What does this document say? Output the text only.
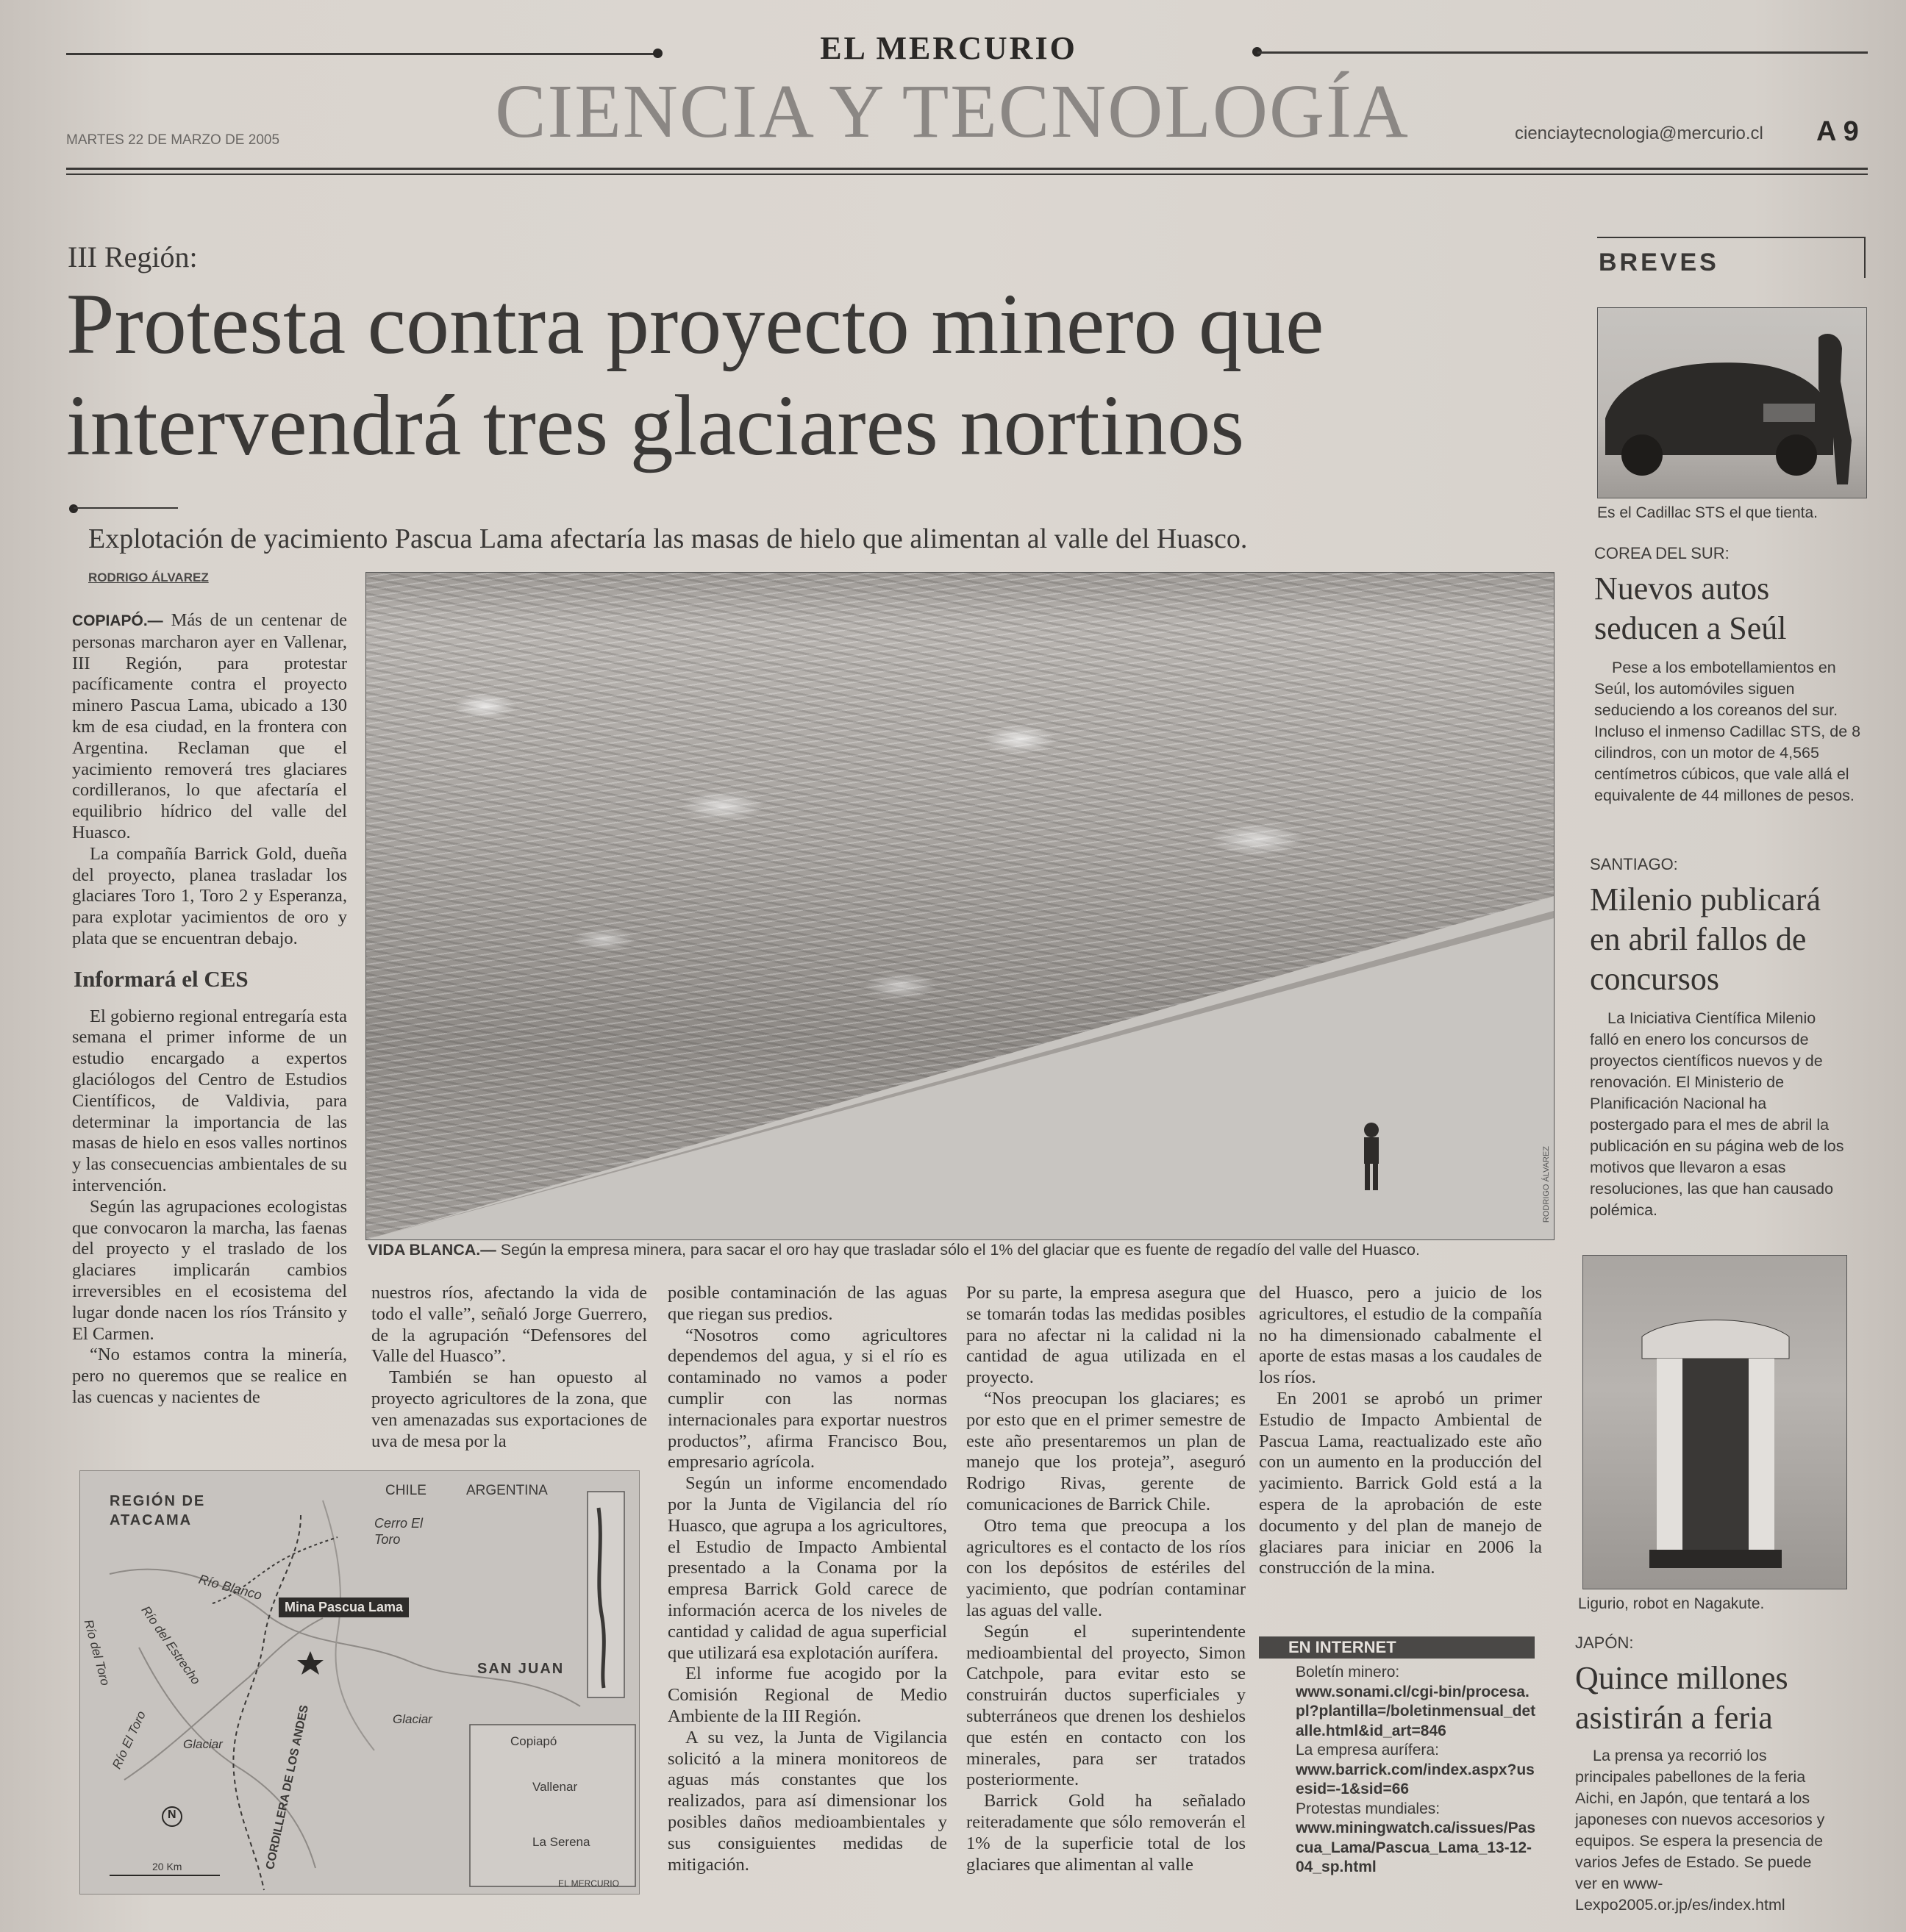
EL MERCURIO
CIENCIA Y TECNOLOGÍA
MARTES 22 DE MARZO DE 2005	cienciaytecnologia@mercurio.cl A 9
III Región:
Protesta contra proyecto minero que
intervendrá tres glaciares nortinos
Explotación de yacimiento Pascua Lama afectaría las masas de hielo que alimentan al valle del Huasco.
RODRIGO ÁLVAREZ
RODRIGO ÁLVAREZ
VIDA BLANCA.— Según la empresa minera, para sacar el oro hay que trasladar sólo el 1% del glaciar que es fuente de regadío del valle del Huasco.

COPIAPÓ.— Más de un centenar de personas marcharon ayer en Vallenar, III Región, para protestar pacíficamente contra el proyecto minero Pascua Lama, ubicado a 130 km de esa ciudad, en la frontera con Argentina. Reclaman que el yacimiento removerá tres glaciares cordilleranos, lo que afectaría el equilibrio hídrico del valle del Huasco.

La compañía Barrick Gold, dueña del proyecto, planea trasladar los glaciares Toro 1, Toro 2 y Esperanza, para explotar yacimientos de oro y plata que se encuentran debajo.

Informará el CES

El gobierno regional entregaría esta semana el primer informe de un estudio encargado a expertos glaciólogos del Centro de Estudios Científicos, de Valdivia, para determinar la importancia de las masas de hielo en esos valles nortinos y las consecuencias ambientales de su intervención.

Según las agrupaciones ecologistas que convocaron la marcha, las faenas del proyecto y el traslado de los glaciares implicarán cambios irreversibles en el ecosistema del lugar donde nacen los ríos Tránsito y El Carmen.

“No estamos contra la minería, pero no queremos que se realice en las cuencas y nacientes de

nuestros ríos, afectando la vida de todo el valle”, señaló Jorge Guerrero, de la agrupación “Defensores del Valle del Huasco”.

También se han opuesto al proyecto agricultores de la zona, que ven amenazadas sus exportaciones de uva de mesa por la

posible contaminación de las aguas que riegan sus predios.

“Nosotros como agricultores dependemos del agua, y si el río es contaminado no vamos a poder cumplir con las normas internacionales para exportar nuestros productos”, afirma Francisco Bou, empresario agrícola.

Según un informe encomendado por la Junta de Vigilancia del río Huasco, que agrupa a los agricultores, el Estudio de Impacto Ambiental presentado a la Conama por la empresa Barrick Gold carece de información acerca de los niveles de cantidad y calidad de agua superficial que utilizará esa explotación aurífera.

El informe fue acogido por la Comisión Regional de Medio Ambiente de la III Región.

A su vez, la Junta de Vigilancia solicitó a la minera monitoreos de aguas más constantes que los realizados, para así dimensionar los posibles daños medioambientales y sus consiguientes medidas de mitigación.

Por su parte, la empresa asegura que se tomarán todas las medidas posibles para no afectar ni la calidad ni la cantidad de agua utilizada en el proyecto.

“Nos preocupan los glaciares; es por esto que en el primer semestre de este año presentaremos un plan de manejo que los proteja”, aseguró Rodrigo Rivas, gerente de comunicaciones de Barrick Chile.

Otro tema que preocupa a los agricultores es el contacto de los ríos con los depósitos de estériles del yacimiento, que podrían contaminar las aguas del valle.

Según el superintendente medioambiental del proyecto, Simon Catchpole, para evitar esto se construirán ductos superficiales y subterráneos que drenen los deshielos que estén en contacto con los minerales, para ser tratados posteriormente.

Barrick Gold ha señalado reiteradamente que sólo removerán el 1% de la superficie total de los glaciares que alimentan al valle

del Huasco, pero a juicio de los agricultores, el estudio de la compañía no ha dimensionado cabalmente el aporte de estas masas a los caudales de los ríos.

En 2001 se aprobó un primer Estudio de Impacto Ambiental de Pascua Lama, reactualizado este año con un aumento en la producción del yacimiento. Barrick Gold está a la espera de la aprobación de este documento y del plan de manejo de glaciares para iniciar en 2006 la construcción de la mina.

EN INTERNET
Boletín minero:
www.sonami.cl/cgi-bin/procesa.pl?plantilla=/boletinmensual_detalle.html&id_art=846
La empresa aurífera:
www.barrick.com/index.aspx?usesid=-1&sid=66
Protestas mundiales:
www.miningwatch.ca/issues/Pascua_Lama/Pascua_Lama_13-12-04_sp.html
REGIÓN DE ATACAMA
CHILE	ARGENTINA
Cerro El Toro
Río Blanco
Mina Pascua Lama
Río del Toro Río del Estrecho
Río El Toro
SAN JUAN
Glaciar
Glaciar
CORDILLERA DE LOS ANDES	Copiapó
Vallenar
La Serena
20 Km
N
EL MERCURIO
BREVES
Es el Cadillac STS el que tienta.
COREA DEL SUR:
Nuevos autos seducen a Seúl
Pese a los embotellamientos en Seúl, los automóviles siguen seduciendo a los coreanos del sur. Incluso el inmenso Cadillac STS, de 8 cilindros, con un motor de 4,565 centímetros cúbicos, que vale allá el equivalente de 44 millones de pesos.
SANTIAGO:
Milenio publicará en abril fallos de concursos
La Iniciativa Científica Milenio falló en enero los concursos de proyectos científicos nuevos y de renovación. El Ministerio de Planificación Nacional ha postergado para el mes de abril la publicación en su página web de los motivos que llevaron a esas resoluciones, las que han causado polémica.
Ligurio, robot en Nagakute.
JAPÓN:
Quince millones asistirán a feria
La prensa ya recorrió los principales pabellones de la feria Aichi, en Japón, que tentará a los japoneses con nuevos accesorios y equipos. Se espera la presencia de varios Jefes de Estado. Se puede ver en www-Lexpo2005.or.jp/es/index.html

------------------------------------------------------------

**SHORT PROBLEM:** Take the listing above and print it exactly, apart from the pictures.

**TASK OUTPUT:**
What does this document say? Output the text only.
EL MERCURIO
CIENCIA Y TECNOLOGÍA
MARTES 22 DE MARZO DE 2005	cienciaytecnologia@mercurio.cl A 9
III Región:
Protesta contra proyecto minero que
intervendrá tres glaciares nortinos
Explotación de yacimiento Pascua Lama afectaría las masas de hielo que alimentan al valle del Huasco.
RODRIGO ÁLVAREZ
RODRIGO ÁLVAREZ
VIDA BLANCA.— Según la empresa minera, para sacar el oro hay que trasladar sólo el 1% del glaciar que es fuente de regadío del valle del Huasco.

COPIAPÓ.— Más de un centenar de personas marcharon ayer en Vallenar, III Región, para protestar pacíficamente contra el proyecto minero Pascua Lama, ubicado a 130 km de esa ciudad, en la frontera con Argentina. Reclaman que el yacimiento removerá tres glaciares cordilleranos, lo que afectaría el equilibrio hídrico del valle del Huasco.

La compañía Barrick Gold, dueña del proyecto, planea trasladar los glaciares Toro 1, Toro 2 y Esperanza, para explotar yacimientos de oro y plata que se encuentran debajo.

Informará el CES

El gobierno regional entregaría esta semana el primer informe de un estudio encargado a expertos glaciólogos del Centro de Estudios Científicos, de Valdivia, para determinar la importancia de las masas de hielo en esos valles nortinos y las consecuencias ambientales de su intervención.

Según las agrupaciones ecologistas que convocaron la marcha, las faenas del proyecto y el traslado de los glaciares implicarán cambios irreversibles en el ecosistema del lugar donde nacen los ríos Tránsito y El Carmen.

“No estamos contra la minería, pero no queremos que se realice en las cuencas y nacientes de

nuestros ríos, afectando la vida de todo el valle”, señaló Jorge Guerrero, de la agrupación “Defensores del Valle del Huasco”.

También se han opuesto al proyecto agricultores de la zona, que ven amenazadas sus exportaciones de uva de mesa por la

posible contaminación de las aguas que riegan sus predios.

“Nosotros como agricultores dependemos del agua, y si el río es contaminado no vamos a poder cumplir con las normas internacionales para exportar nuestros productos”, afirma Francisco Bou, empresario agrícola.

Según un informe encomendado por la Junta de Vigilancia del río Huasco, que agrupa a los agricultores, el Estudio de Impacto Ambiental presentado a la Conama por la empresa Barrick Gold carece de información acerca de los niveles de cantidad y calidad de agua superficial que utilizará esa explotación aurífera.

El informe fue acogido por la Comisión Regional de Medio Ambiente de la III Región.

A su vez, la Junta de Vigilancia solicitó a la minera monitoreos de aguas más constantes que los realizados, para así dimensionar los posibles daños medioambientales y sus consiguientes medidas de mitigación.

Por su parte, la empresa asegura que se tomarán todas las medidas posibles para no afectar ni la calidad ni la cantidad de agua utilizada en el proyecto.

“Nos preocupan los glaciares; es por esto que en el primer semestre de este año presentaremos un plan de manejo que los proteja”, aseguró Rodrigo Rivas, gerente de comunicaciones de Barrick Chile.

Otro tema que preocupa a los agricultores es el contacto de los ríos con los depósitos de estériles del yacimiento, que podrían contaminar las aguas del valle.

Según el superintendente medioambiental del proyecto, Simon Catchpole, para evitar esto se construirán ductos superficiales y subterráneos que drenen los deshielos que estén en contacto con los minerales, para ser tratados posteriormente.

Barrick Gold ha señalado reiteradamente que sólo removerán el 1% de la superficie total de los glaciares que alimentan al valle

del Huasco, pero a juicio de los agricultores, el estudio de la compañía no ha dimensionado cabalmente el aporte de estas masas a los caudales de los ríos.

En 2001 se aprobó un primer Estudio de Impacto Ambiental de Pascua Lama, reactualizado este año con un aumento en la producción del yacimiento. Barrick Gold está a la espera de la aprobación de este documento y del plan de manejo de glaciares para iniciar en 2006 la construcción de la mina.

EN INTERNET
Boletín minero:
www.sonami.cl/cgi-bin/procesa.pl?plantilla=/boletinmensual_detalle.html&id_art=846
La empresa aurífera:
www.barrick.com/index.aspx?usesid=-1&sid=66
Protestas mundiales:
www.miningwatch.ca/issues/Pascua_Lama/Pascua_Lama_13-12-04_sp.html
REGIÓN DE ATACAMA
CHILE	ARGENTINA
Cerro El Toro
Río Blanco
Mina Pascua Lama
Río del Toro Río del Estrecho
Río El Toro
SAN JUAN
Glaciar
Glaciar
CORDILLERA DE LOS ANDES	Copiapó
Vallenar
La Serena
20 Km
N
EL MERCURIO
BREVES
Es el Cadillac STS el que tienta.
COREA DEL SUR:
Nuevos autos seducen a Seúl
Pese a los embotellamientos en Seúl, los automóviles siguen seduciendo a los coreanos del sur. Incluso el inmenso Cadillac STS, de 8 cilindros, con un motor de 4,565 centímetros cúbicos, que vale allá el equivalente de 44 millones de pesos.
SANTIAGO:
Milenio publicará en abril fallos de concursos
La Iniciativa Científica Milenio falló en enero los concursos de proyectos científicos nuevos y de renovación. El Ministerio de Planificación Nacional ha postergado para el mes de abril la publicación en su página web de los motivos que llevaron a esas resoluciones, las que han causado polémica.
Ligurio, robot en Nagakute.
JAPÓN:
Quince millones asistirán a feria
La prensa ya recorrió los principales pabellones de la feria Aichi, en Japón, que tentará a los japoneses con nuevos accesorios y equipos. Se espera la presencia de varios Jefes de Estado. Se puede ver en www-Lexpo2005.or.jp/es/index.html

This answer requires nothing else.